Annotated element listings
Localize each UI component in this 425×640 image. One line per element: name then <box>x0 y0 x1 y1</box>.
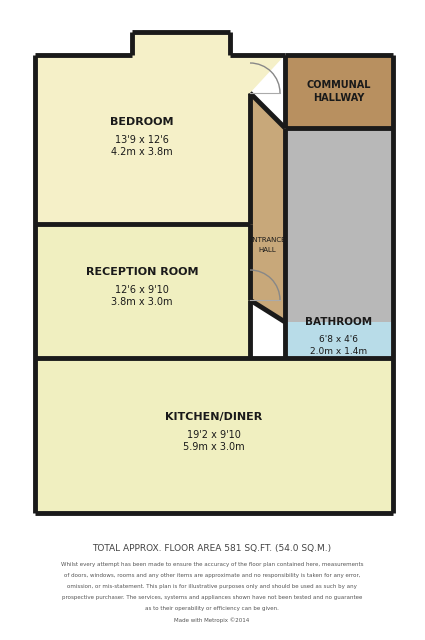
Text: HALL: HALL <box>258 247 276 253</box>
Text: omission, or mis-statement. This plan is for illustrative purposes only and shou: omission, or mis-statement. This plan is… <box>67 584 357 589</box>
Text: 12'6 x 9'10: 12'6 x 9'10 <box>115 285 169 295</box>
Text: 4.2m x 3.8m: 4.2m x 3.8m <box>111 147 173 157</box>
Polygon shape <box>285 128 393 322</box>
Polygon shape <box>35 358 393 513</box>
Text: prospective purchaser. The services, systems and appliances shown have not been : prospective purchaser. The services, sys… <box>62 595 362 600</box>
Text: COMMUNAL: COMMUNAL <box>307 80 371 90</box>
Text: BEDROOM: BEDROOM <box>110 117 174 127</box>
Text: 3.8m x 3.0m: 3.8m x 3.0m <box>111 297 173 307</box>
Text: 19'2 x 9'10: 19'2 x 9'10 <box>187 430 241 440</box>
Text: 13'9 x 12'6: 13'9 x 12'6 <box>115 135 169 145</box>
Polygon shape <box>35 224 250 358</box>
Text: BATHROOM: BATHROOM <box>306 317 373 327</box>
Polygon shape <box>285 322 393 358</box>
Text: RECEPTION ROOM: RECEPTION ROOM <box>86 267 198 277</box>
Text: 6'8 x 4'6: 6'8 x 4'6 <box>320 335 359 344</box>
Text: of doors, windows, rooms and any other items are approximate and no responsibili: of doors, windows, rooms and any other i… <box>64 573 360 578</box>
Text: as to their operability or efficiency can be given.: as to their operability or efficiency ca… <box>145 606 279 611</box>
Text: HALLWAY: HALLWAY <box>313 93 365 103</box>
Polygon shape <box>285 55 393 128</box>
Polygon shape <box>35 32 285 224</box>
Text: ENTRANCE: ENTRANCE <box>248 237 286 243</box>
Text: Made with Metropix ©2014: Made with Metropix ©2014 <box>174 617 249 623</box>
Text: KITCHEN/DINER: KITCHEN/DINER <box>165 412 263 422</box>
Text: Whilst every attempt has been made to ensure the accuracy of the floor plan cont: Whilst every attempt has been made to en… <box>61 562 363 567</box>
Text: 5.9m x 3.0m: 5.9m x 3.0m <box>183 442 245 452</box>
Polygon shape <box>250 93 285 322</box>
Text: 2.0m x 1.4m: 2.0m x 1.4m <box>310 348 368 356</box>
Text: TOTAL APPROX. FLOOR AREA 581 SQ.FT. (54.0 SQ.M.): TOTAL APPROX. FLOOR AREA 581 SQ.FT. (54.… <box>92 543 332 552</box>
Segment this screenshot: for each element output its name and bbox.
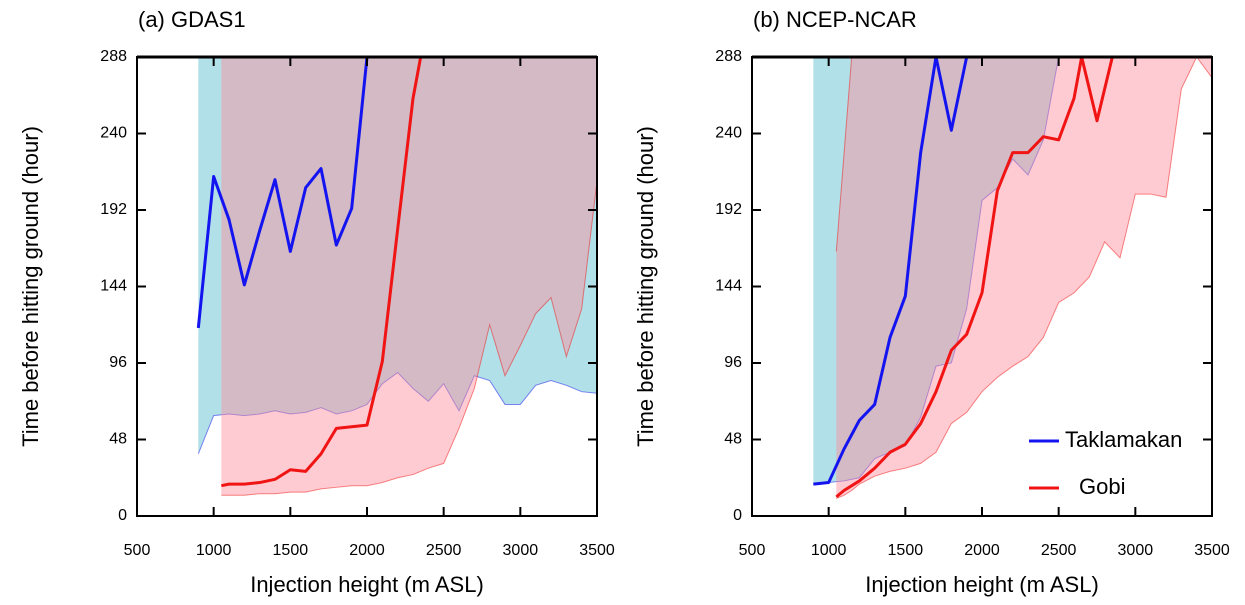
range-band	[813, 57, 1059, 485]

* [Direction] Can you rewrite the lines of the listing starting at the one containing "Text: HALL: HALL <box>258 247 276 253</box>" and ending at the one containing "Text: 12'6 x" as a numbered list, leaving out any blank lines?

* [Completed task]
1. Text: HALL: HALL <box>258 247 276 253</box>
2. Text: omission, or mis-statement. This plan is for illustrative purposes only and shou: omission, or mis-statement. This plan is… <box>67 584 357 589</box>
3. Text: 12'6 x 9'10: 12'6 x 9'10 <box>115 285 169 295</box>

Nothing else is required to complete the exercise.